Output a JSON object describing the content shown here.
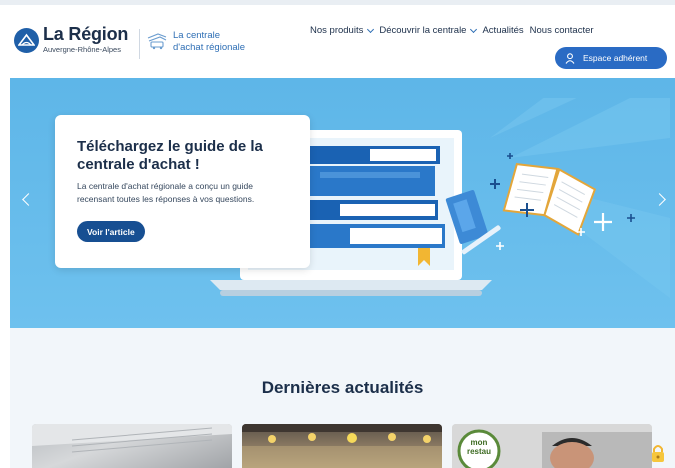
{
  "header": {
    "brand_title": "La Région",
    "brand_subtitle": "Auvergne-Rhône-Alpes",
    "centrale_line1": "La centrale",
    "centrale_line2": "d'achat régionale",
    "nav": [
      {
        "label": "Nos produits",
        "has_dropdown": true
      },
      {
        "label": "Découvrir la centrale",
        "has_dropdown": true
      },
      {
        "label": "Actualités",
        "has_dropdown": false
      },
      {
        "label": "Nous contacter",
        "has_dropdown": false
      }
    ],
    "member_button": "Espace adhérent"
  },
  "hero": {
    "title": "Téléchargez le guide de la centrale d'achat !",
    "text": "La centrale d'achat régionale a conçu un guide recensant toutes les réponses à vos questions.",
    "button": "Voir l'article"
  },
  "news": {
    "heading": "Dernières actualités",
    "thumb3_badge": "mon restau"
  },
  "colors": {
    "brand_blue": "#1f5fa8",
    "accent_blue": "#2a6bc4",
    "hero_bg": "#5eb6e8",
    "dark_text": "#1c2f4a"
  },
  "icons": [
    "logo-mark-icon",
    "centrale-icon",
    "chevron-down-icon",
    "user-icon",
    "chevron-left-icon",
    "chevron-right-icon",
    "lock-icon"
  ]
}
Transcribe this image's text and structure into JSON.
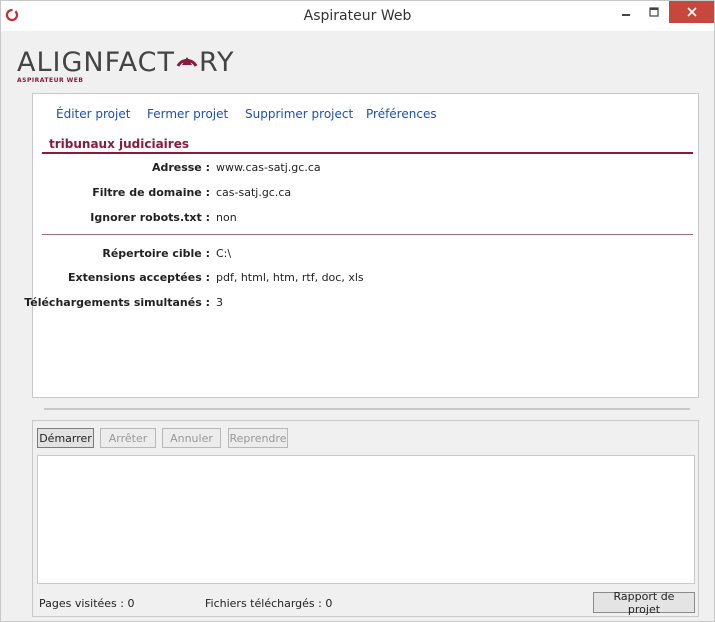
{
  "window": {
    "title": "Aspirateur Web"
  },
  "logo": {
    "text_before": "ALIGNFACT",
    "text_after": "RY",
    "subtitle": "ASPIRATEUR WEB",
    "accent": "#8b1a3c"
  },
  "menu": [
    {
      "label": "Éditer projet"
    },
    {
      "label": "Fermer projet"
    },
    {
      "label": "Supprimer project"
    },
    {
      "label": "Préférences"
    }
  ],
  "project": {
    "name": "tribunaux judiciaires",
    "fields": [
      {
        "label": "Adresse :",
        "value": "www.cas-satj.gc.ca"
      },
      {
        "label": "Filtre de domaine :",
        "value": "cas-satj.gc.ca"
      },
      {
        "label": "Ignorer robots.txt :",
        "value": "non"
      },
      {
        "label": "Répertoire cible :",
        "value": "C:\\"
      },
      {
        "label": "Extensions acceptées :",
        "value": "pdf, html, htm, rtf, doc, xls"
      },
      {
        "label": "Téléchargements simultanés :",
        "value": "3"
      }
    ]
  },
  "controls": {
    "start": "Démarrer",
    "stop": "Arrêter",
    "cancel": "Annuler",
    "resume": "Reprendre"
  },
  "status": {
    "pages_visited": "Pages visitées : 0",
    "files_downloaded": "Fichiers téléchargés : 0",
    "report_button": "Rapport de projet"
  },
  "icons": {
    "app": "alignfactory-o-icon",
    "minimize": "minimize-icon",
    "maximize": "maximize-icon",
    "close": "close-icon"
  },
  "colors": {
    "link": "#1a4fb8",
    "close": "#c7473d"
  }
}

* * *

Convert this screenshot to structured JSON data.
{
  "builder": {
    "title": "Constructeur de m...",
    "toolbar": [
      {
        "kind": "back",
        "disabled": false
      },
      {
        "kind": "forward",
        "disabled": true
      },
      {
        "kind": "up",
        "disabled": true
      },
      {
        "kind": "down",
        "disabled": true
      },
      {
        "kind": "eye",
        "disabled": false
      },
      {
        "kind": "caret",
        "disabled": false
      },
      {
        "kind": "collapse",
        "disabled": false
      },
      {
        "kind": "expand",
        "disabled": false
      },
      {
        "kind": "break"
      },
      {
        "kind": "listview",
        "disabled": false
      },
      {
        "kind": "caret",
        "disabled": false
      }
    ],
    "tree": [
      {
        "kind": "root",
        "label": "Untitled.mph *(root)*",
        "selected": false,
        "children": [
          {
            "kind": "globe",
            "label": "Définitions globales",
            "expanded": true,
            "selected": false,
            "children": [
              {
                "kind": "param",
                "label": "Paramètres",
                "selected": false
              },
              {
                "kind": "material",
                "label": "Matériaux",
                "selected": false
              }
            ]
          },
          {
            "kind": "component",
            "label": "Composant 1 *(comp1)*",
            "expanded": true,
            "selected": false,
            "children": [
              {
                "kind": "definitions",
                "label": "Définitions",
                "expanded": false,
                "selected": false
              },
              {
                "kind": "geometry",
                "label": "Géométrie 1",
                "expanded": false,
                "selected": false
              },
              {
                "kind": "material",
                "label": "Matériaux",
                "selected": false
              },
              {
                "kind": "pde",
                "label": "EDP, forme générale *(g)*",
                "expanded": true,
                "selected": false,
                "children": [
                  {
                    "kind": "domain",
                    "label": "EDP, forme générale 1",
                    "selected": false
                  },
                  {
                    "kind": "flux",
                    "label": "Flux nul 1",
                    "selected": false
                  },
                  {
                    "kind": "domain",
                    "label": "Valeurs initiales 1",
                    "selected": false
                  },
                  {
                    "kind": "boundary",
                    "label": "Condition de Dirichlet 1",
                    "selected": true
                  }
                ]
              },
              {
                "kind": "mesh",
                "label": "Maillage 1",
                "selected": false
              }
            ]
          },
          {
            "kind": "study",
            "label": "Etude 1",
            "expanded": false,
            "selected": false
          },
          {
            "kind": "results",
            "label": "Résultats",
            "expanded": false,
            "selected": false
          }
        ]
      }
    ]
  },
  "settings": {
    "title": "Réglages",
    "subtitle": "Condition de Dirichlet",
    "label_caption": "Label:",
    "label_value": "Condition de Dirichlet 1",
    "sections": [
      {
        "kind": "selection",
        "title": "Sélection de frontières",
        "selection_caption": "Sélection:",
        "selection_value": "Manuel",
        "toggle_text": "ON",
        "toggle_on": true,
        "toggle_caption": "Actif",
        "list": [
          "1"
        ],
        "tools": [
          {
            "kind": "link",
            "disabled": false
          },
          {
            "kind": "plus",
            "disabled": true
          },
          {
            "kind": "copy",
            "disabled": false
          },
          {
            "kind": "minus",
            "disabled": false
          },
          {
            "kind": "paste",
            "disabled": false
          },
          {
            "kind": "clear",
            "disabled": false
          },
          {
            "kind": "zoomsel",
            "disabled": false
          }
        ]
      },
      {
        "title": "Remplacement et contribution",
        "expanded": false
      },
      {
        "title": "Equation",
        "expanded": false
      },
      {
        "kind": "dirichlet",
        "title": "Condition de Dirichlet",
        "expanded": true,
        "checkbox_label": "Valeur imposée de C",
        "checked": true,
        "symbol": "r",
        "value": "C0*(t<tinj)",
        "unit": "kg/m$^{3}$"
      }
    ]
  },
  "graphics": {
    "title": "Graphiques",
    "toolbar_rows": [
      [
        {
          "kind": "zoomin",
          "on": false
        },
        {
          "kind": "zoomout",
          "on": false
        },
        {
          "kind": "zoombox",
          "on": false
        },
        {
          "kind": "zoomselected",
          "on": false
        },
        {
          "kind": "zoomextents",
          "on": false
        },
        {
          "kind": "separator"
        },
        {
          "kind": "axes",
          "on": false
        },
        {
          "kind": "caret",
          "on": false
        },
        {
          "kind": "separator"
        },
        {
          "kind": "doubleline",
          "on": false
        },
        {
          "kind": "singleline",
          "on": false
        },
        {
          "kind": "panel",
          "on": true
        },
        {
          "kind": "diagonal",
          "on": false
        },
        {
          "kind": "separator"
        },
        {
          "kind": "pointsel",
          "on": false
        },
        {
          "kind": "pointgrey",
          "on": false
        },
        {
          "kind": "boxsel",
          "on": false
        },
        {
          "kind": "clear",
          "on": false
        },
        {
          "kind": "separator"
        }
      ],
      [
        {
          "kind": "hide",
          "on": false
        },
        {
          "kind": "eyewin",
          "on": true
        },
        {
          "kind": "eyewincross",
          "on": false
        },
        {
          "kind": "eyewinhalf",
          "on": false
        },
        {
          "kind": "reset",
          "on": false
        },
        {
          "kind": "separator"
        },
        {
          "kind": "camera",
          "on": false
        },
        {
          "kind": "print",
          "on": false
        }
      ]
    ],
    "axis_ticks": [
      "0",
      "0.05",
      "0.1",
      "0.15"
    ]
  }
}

## TASK:
Tally the lines of the listing above that include the word "achat". Answer with the number alone.

## SOLVED EXERCISE:
3